WHAT YOU NEED TO DO -
A - In the Vashti conversation, what appears in place of a full stop in the artwork's lettering?
B - Please carry on the Vashti conversation from its final line.

SOURCE -
The thing that made me think I really would like to record a conversation with you was a particular piece of art, written piece of art. about a character in the Bible called Vashti.
And I'd done quite a bit of thinking about Vashti before I saw your piece of art.
And feeling that actually I'd got quite a lot of respect for her.
And that there was something very, very relatable about her and her situation.
So Your piece of art I think says she said no.
Yeah, it's a massive piece of graphic art.
It's very bold, kind of colourful, swirling kind of background, kind of messy, but it kind of spills over the borders.
And then in this kind of big block bald lettering, we've got she said no.
And instead of a a full stop, there's like a tiny little crown as well, because I wanted to kind of Both show her as the queen of Persia that she was, but also in modern vernacular, what a queen Yes Yes queen.
Absolutely.
So Vashti, I'm guessing that 'cause she's not very well known, people will not be immediately thinking, Oh yes, yes, yes, Vashti.
So do you want to introduce us to who she was and where she turns up?
Yeah, absolutely.
So Vashti, she is we know very little about her really when it comes to the the biblical text She appears at the very beginning of the Book of Esther.
And she is the Queen of Persia, married to her husband, King Essaueros, who was the king.
And At the beginning of the Book of Esther, we see the king decides to hold this massive 180-day feast, and she kind of hosts one for the ladies as well.
And it goes on for all these days and he gets very drunk with all his friends.
It kind of goes into detail about the fact that there was, you know, no one was wanting for any wine.
So it sounds like an absolute rager.
So by the end of this, he decides with his mates who are probably all incredibly drunk and slightly lechy as well.

[Annotated element entries]
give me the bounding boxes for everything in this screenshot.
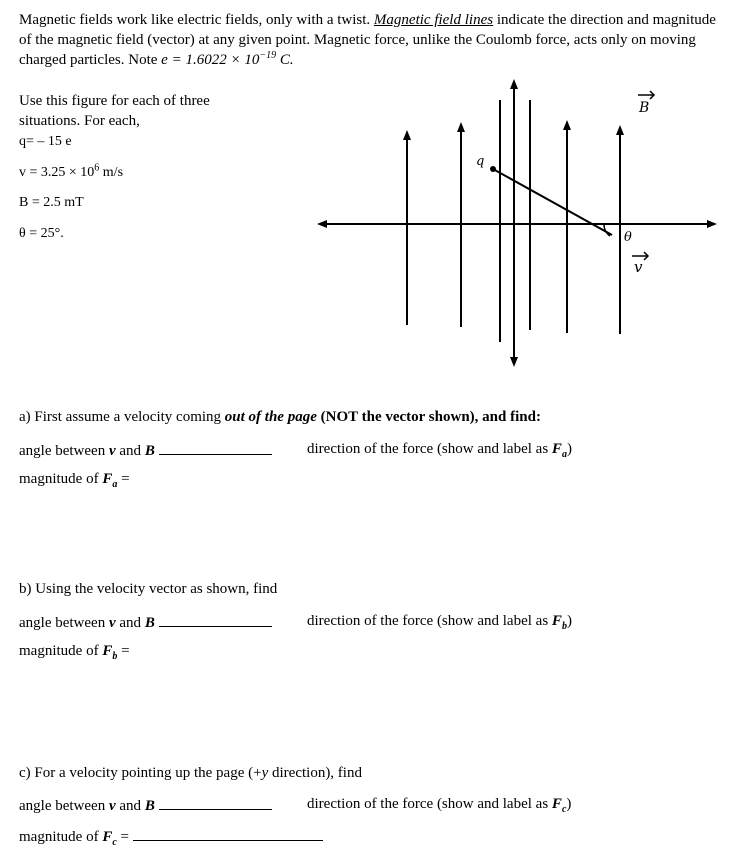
- intro-text-2: indicate the direction and magnitude of the magnetic field (vector) at any given point. Magnetic force, unlike the Coulomb force, acts only on moving charged particles. Note: [19, 12, 716, 68]
- part-b-eq: =: [117, 643, 130, 659]
- part-b-mag-f-sub: b: [112, 651, 118, 662]
- part-c-magnitude-row: [19, 826, 323, 846]
- part-c-b: B: [144, 798, 155, 814]
- part-a-close: ): [566, 441, 572, 457]
- part-a-magnitude-label: magnitude of: [19, 471, 103, 487]
- intro-e-unit: C.: [276, 52, 294, 68]
- part-a-b: B: [144, 443, 155, 459]
- part-a-direction-label: direction of the force (show and label as: [307, 441, 552, 457]
- field-line-arrow: [457, 122, 465, 132]
- part-c-close: ): [566, 796, 572, 812]
- part-c-angle-label: angle between: [19, 798, 109, 814]
- given-velocity-unit: m/s: [99, 165, 124, 180]
- part-c-prompt: [19, 764, 362, 782]
- part-c-direction-label: direction of the force (show and label as: [307, 796, 552, 812]
- part-b-b: B: [144, 615, 155, 631]
- v-label: v: [634, 258, 643, 276]
- given-charge: q= – 15 e: [19, 134, 72, 149]
- part-b-prompt: b) Using the velocity vector as shown, find: [19, 581, 278, 597]
- given-line-1: Use this figure for each of three: [19, 93, 210, 109]
- part-b-angle-label: angle between: [19, 615, 109, 631]
- velocity-vector: [493, 169, 612, 235]
- field-line-arrow: [616, 125, 624, 135]
- given-angle: θ = 25°.: [19, 226, 64, 241]
- given-field: B = 2.5 mT: [19, 195, 84, 210]
- part-a-f: F: [551, 441, 562, 457]
- part-b-direction-row: [307, 612, 572, 630]
- part-a-angle-blank[interactable]: [159, 440, 272, 455]
- part-b-v: v: [108, 615, 116, 631]
- part-a-prompt: [19, 408, 541, 426]
- q-label: q: [476, 154, 485, 169]
- part-a-eq: =: [117, 471, 130, 487]
- part-c-f-sub: c: [561, 804, 567, 815]
- part-c-mag-f: F: [102, 829, 113, 845]
- part-c-magnitude-blank[interactable]: [133, 826, 323, 841]
- b-label: B: [639, 100, 650, 116]
- part-a-text-1: a) First assume a velocity coming: [19, 409, 225, 425]
- theta-label: θ: [624, 230, 632, 245]
- part-c-text-2: direction), find: [268, 765, 362, 781]
- part-c-eq: =: [116, 829, 130, 845]
- part-c-v: v: [108, 798, 116, 814]
- part-b-magnitude-row: [19, 642, 130, 660]
- intro-term: Magnetic field lines: [373, 12, 494, 28]
- part-b-f-sub: b: [561, 621, 567, 632]
- part-a-and: and: [115, 443, 145, 459]
- charge-dot: [490, 166, 496, 172]
- intro-e-value: = 1.6022 × 10: [167, 52, 260, 68]
- part-c-direction-row: [307, 795, 571, 813]
- part-c-y: y: [261, 765, 269, 781]
- part-b-angle-blank[interactable]: [159, 612, 272, 627]
- intro-e-symbol: e: [161, 52, 168, 68]
- y-axis-down-arrow: [510, 357, 518, 367]
- intro-text-1: Magnetic fields work like electric fields, only with a twist.: [19, 12, 374, 28]
- intro-e-exponent: −19: [259, 50, 277, 61]
- x-axis-right-arrow: [707, 220, 717, 228]
- part-b-angle-row: [19, 612, 272, 632]
- field-line-arrow: [563, 120, 571, 130]
- part-b-direction-label: direction of the force (show and label as: [307, 613, 552, 629]
- part-b-mag-f: F: [102, 643, 113, 659]
- given-line-2: situations. For each,: [19, 113, 140, 129]
- part-c-angle-row: [19, 795, 272, 815]
- part-a-magnitude-row: [19, 470, 130, 488]
- given-velocity-value: v = 3.25 × 10: [19, 165, 95, 180]
- part-b-magnitude-label: magnitude of: [19, 643, 103, 659]
- part-a-emphasis: out of the page: [224, 409, 317, 425]
- field-line-arrow: [403, 130, 411, 140]
- part-a-v: v: [108, 443, 116, 459]
- part-a-angle-row: [19, 440, 272, 460]
- field-figure: [0, 0, 738, 400]
- part-b-f: F: [551, 613, 562, 629]
- part-a-angle-label: angle between: [19, 443, 109, 459]
- part-a-f-sub: a: [561, 449, 567, 460]
- part-a-text-2: (NOT the vector shown), and find:: [316, 409, 541, 425]
- part-a-direction-row: [307, 440, 572, 458]
- part-c-f: F: [551, 796, 562, 812]
- x-axis-left-arrow: [317, 220, 327, 228]
- part-b-and: and: [115, 615, 145, 631]
- part-c-text-1: c) For a velocity pointing up the page (+: [19, 765, 262, 781]
- part-c-mag-f-sub: c: [112, 837, 117, 848]
- part-c-angle-blank[interactable]: [159, 795, 272, 810]
- part-c-and: and: [115, 798, 145, 814]
- y-axis-up-arrow: [510, 79, 518, 89]
- part-b-close: ): [566, 613, 572, 629]
- given-velocity-exponent: 6: [94, 162, 100, 174]
- part-a-mag-f-sub: a: [112, 479, 118, 490]
- part-c-magnitude-label: magnitude of: [19, 829, 103, 845]
- part-a-mag-f: F: [102, 471, 113, 487]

RESULTS BY TASK -
A - A tiny little crown.

B -
They call for Vashti to come and show herself off to kind of cause it says she was really gorgeous to look at.
Now we don't get this exactly from the text, but Jewish tradition would suggest That when they call for her to come and parade herself, they're wanting her to be naked.
That's one interpretation that she has to show up and basically kind of be, you know, a strip show, a porno aid for the drunk king and his friends.
And to refuse the king in those days, obviously, that was y you just you couldn't.
I mean it was punishable by um possibly death or banishment.
But Vashti, the absolute badass lady that she was said no.
She was just like, No, thank you.
I'm not not doing that.
And that is all we know about her, because then the king just flies into a rage that she's basically shown him up in front of his friends. by refusing to come out on parade for them.
And she gets banished, which then paves the way for change and for the whole story of the Book of Esther to be set in place.
And so Esther can come in. and save the Jewish people from genocide later on in the book.
So she's this amazing catalyst for change.
The fact that she is there at this point and she says no.
For whatever reason, we don't know, but I'm assuming she doesn't want to be paraded in that way and she gets banished.
Some sources would suggest it might have even meant that she was executed again, unsure.
But she was deposed, she was gotten rid of.
So I just think it's such a powerful statement as as a female now. uh that she just said no.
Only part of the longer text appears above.